▸ **Entries drawn from a collection**
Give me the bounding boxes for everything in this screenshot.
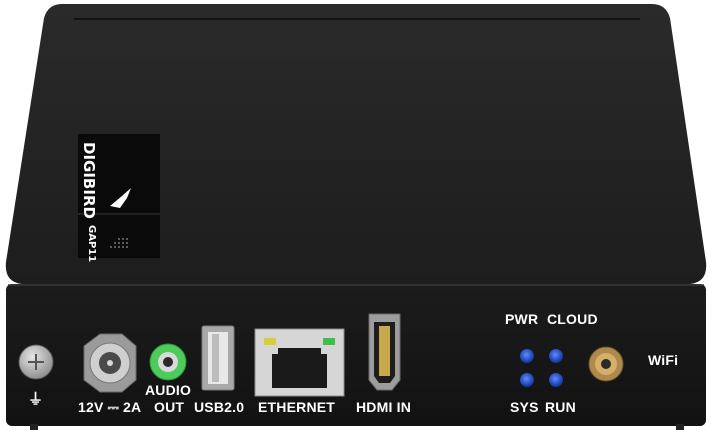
brand-logo-text: DIGIBIRD [80,142,98,219]
led-run-icon [549,373,563,387]
model-label-text: GAP11 [86,225,97,263]
usb-port-icon [201,325,235,391]
ground-screw-icon [18,344,54,380]
led-pwr-icon [520,349,534,363]
power-label: 12V ⎓ 2A [78,399,142,415]
led-pwr-label: PWR [505,311,539,327]
hdmi-port-icon [368,313,401,391]
device-photo: DIGIBIRD GAP11 ⏚ 12V ⎓ 2A AUDIO OUT USB2… [0,0,712,432]
device-body-illustration [5,4,707,430]
ethernet-label: ETHERNET [258,399,336,415]
audio-jack-icon [149,343,187,381]
led-cloud-label: CLOUD [547,311,598,327]
led-sys-icon [520,373,534,387]
ground-symbol-icon: ⏚ [28,391,44,408]
usb-label: USB2.0 [194,399,245,415]
wifi-label: WiFi [648,352,679,368]
dc-power-jack-icon [83,333,137,393]
led-sys-label: SYS [510,399,539,415]
led-cloud-icon [549,349,563,363]
ethernet-port-icon [254,328,345,397]
led-run-label: RUN [545,399,576,415]
audio-label-line1: AUDIO [145,382,192,398]
hdmi-label: HDMI IN [356,399,412,415]
wifi-antenna-connector-icon [588,346,624,382]
audio-label-line2: OUT [154,399,185,415]
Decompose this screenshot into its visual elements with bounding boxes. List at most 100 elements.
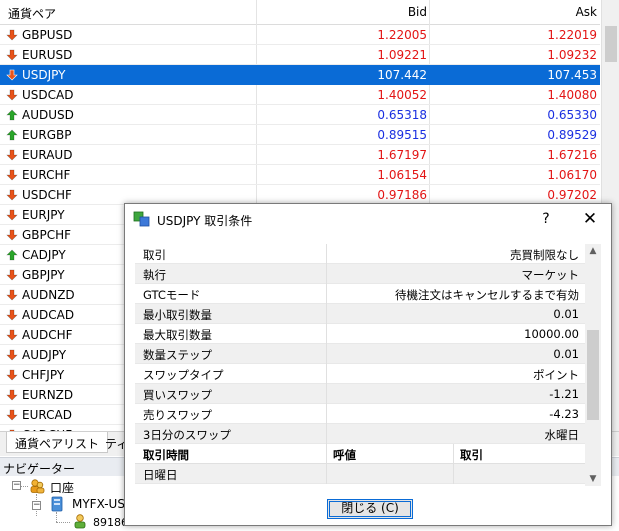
property-row: 売りスワップ -4.23 xyxy=(135,404,585,424)
close-button[interactable]: 閉じる (C) xyxy=(327,499,413,519)
property-row: GTCモード 待機注文はキャンセルするまで有効 xyxy=(135,284,585,304)
accounts-icon xyxy=(30,479,45,494)
collapse-accounts-icon[interactable]: − xyxy=(12,481,21,490)
arrow-down-icon xyxy=(6,269,18,281)
arrow-up-icon xyxy=(6,109,18,121)
property-value: 水曜日 xyxy=(544,428,580,442)
symbol-column-header[interactable]: 通貨ペア xyxy=(8,5,56,22)
symbol-name: EURUSD xyxy=(22,48,73,62)
ask-price: 1.06170 xyxy=(547,168,597,182)
symbol-name: GBPUSD xyxy=(22,28,73,42)
bid-price: 1.06154 xyxy=(377,168,427,182)
symbol-name: USDCAD xyxy=(22,88,74,102)
market-watch-header: 通貨ペア Bid Ask xyxy=(0,0,600,25)
symbol-name: AUDJPY xyxy=(22,348,67,362)
dialog-title: USDJPY 取引条件 xyxy=(157,214,253,228)
symbol-row[interactable]: EURGBP 0.89515 0.89529 xyxy=(0,125,600,145)
bid-price: 1.40052 xyxy=(377,88,427,102)
symbol-name: EURCAD xyxy=(22,408,72,422)
collapse-server-icon[interactable]: − xyxy=(32,501,41,510)
symbol-name: EURCHF xyxy=(22,168,71,182)
session-time-header: 取引時間 xyxy=(143,448,189,462)
symbol-row[interactable]: USDCHF 0.97186 0.97202 xyxy=(0,185,600,205)
navigator-title: ナビゲーター xyxy=(3,462,76,476)
column-divider xyxy=(326,244,327,264)
properties-scrollbar[interactable]: ▲ ▼ xyxy=(585,244,601,486)
bid-price: 1.22005 xyxy=(377,28,427,42)
ask-price: 0.97202 xyxy=(547,188,597,202)
arrow-down-icon xyxy=(6,309,18,321)
symbol-row[interactable]: AUDUSD 0.65318 0.65330 xyxy=(0,105,600,125)
property-value: 10000.00 xyxy=(524,327,579,341)
property-value: 売買制限なし xyxy=(510,248,579,262)
ask-price: 1.67216 xyxy=(547,148,597,162)
property-name: 執行 xyxy=(143,268,166,282)
scrollbar-thumb[interactable] xyxy=(605,26,617,62)
bid-price: 1.67197 xyxy=(377,148,427,162)
column-divider xyxy=(453,444,454,464)
property-row: 数量ステップ 0.01 xyxy=(135,344,585,364)
arrow-down-icon xyxy=(6,89,18,101)
symbol-row[interactable]: EURUSD 1.09221 1.09232 xyxy=(0,45,600,65)
tree-line xyxy=(56,512,57,522)
symbol-row[interactable]: EURAUD 1.67197 1.67216 xyxy=(0,145,600,165)
property-value: 0.01 xyxy=(553,307,579,321)
help-button[interactable]: ? xyxy=(533,207,559,231)
arrow-down-icon xyxy=(6,289,18,301)
column-divider xyxy=(326,444,327,464)
tree-line xyxy=(56,522,70,523)
symbol-name: AUDCAD xyxy=(22,308,75,322)
ask-price: 107.453 xyxy=(547,68,597,82)
arrow-up-icon xyxy=(6,249,18,261)
ask-price: 0.65330 xyxy=(547,108,597,122)
tab-symbols[interactable]: 通貨ペアリスト xyxy=(6,432,109,453)
arrow-up-icon xyxy=(6,129,18,141)
property-value: マーケット xyxy=(521,268,580,282)
session-row: 日曜日 xyxy=(135,464,585,484)
arrow-down-icon xyxy=(6,169,18,181)
dialog-title-bar[interactable]: USDJPY 取引条件 ? ✕ xyxy=(125,204,611,235)
symbol-row[interactable]: GBPUSD 1.22005 1.22019 xyxy=(0,25,600,45)
ask-price: 1.09232 xyxy=(547,48,597,62)
property-name: スワップタイプ xyxy=(143,368,224,382)
session-trade-header: 取引 xyxy=(460,448,483,462)
ask-column-header[interactable]: Ask xyxy=(576,5,597,19)
arrow-down-icon xyxy=(6,229,18,241)
arrow-down-icon xyxy=(6,349,18,361)
session-day: 日曜日 xyxy=(143,468,178,482)
symbol-name: AUDCHF xyxy=(22,328,73,342)
bid-price: 0.97186 xyxy=(377,188,427,202)
property-value: 待機注文はキャンセルするまで有効 xyxy=(395,288,579,302)
symbol-name: USDCHF xyxy=(22,188,72,202)
symbol-row[interactable]: USDJPY 107.442 107.453 xyxy=(0,65,600,85)
property-name: 3日分のスワップ xyxy=(143,428,231,442)
bid-price: 1.09221 xyxy=(377,48,427,62)
properties-table: 取引 売買制限なし 執行 マーケット GTCモード 待機注文はキャンセルするまで有効 最小取… xyxy=(135,244,585,486)
column-divider xyxy=(326,424,327,444)
scrollbar-thumb[interactable] xyxy=(587,330,599,420)
symbol-row[interactable]: USDCAD 1.40052 1.40080 xyxy=(0,85,600,105)
accounts-label[interactable]: 口座 xyxy=(50,479,74,496)
property-name: 最大取引数量 xyxy=(143,328,212,342)
account-number[interactable]: 891860 xyxy=(93,516,125,529)
symbol-name: EURNZD xyxy=(22,388,74,402)
symbol-name: AUDUSD xyxy=(22,108,74,122)
arrow-down-icon xyxy=(6,69,18,81)
close-icon[interactable]: ✕ xyxy=(575,207,605,231)
ask-price: 0.89529 xyxy=(547,128,597,142)
symbol-name: AUDNZD xyxy=(22,288,75,302)
symbol-name: GBPJPY xyxy=(22,268,65,282)
bid-column-header[interactable]: Bid xyxy=(408,5,427,19)
property-name: GTCモード xyxy=(143,288,201,302)
symbol-name: EURGBP xyxy=(22,128,72,142)
symbol-row[interactable]: EURCHF 1.06154 1.06170 xyxy=(0,165,600,185)
property-value: -1.21 xyxy=(549,387,579,401)
scroll-up-icon[interactable]: ▲ xyxy=(585,244,601,258)
arrow-down-icon xyxy=(6,389,18,401)
server-label[interactable]: MYFX-USD xyxy=(72,497,126,511)
account-user-icon xyxy=(74,514,86,529)
property-name: 数量ステップ xyxy=(143,348,212,362)
scroll-down-icon[interactable]: ▼ xyxy=(585,472,601,486)
column-divider xyxy=(326,384,327,404)
arrow-down-icon xyxy=(6,189,18,201)
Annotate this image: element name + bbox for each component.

▸ **What to do**
Turn the material from the line with "property-row: 売りスワップ -4.23" up to and including the line with "arrow-down-icon xyxy=(6,269,18,281)" into a JSON list of strings, one string per line, with blank lines left out.

▸ **Solution to the exercise**
[
  "property-row: 売りスワップ -4.23 xyxy=(135,404,585,424)",
  "close-button[interactable]: 閉じる (C) xyxy=(327,499,413,519)",
  "property-row: GTCモード 待機注文はキャンセルするまで有効 xyxy=(135,284,585,304)",
  "accounts-icon xyxy=(30,479,45,494)",
  "collapse-accounts-icon[interactable]: − xyxy=(12,481,21,490)",
  "arrow-down-icon xyxy=(6,269,18,281)"
]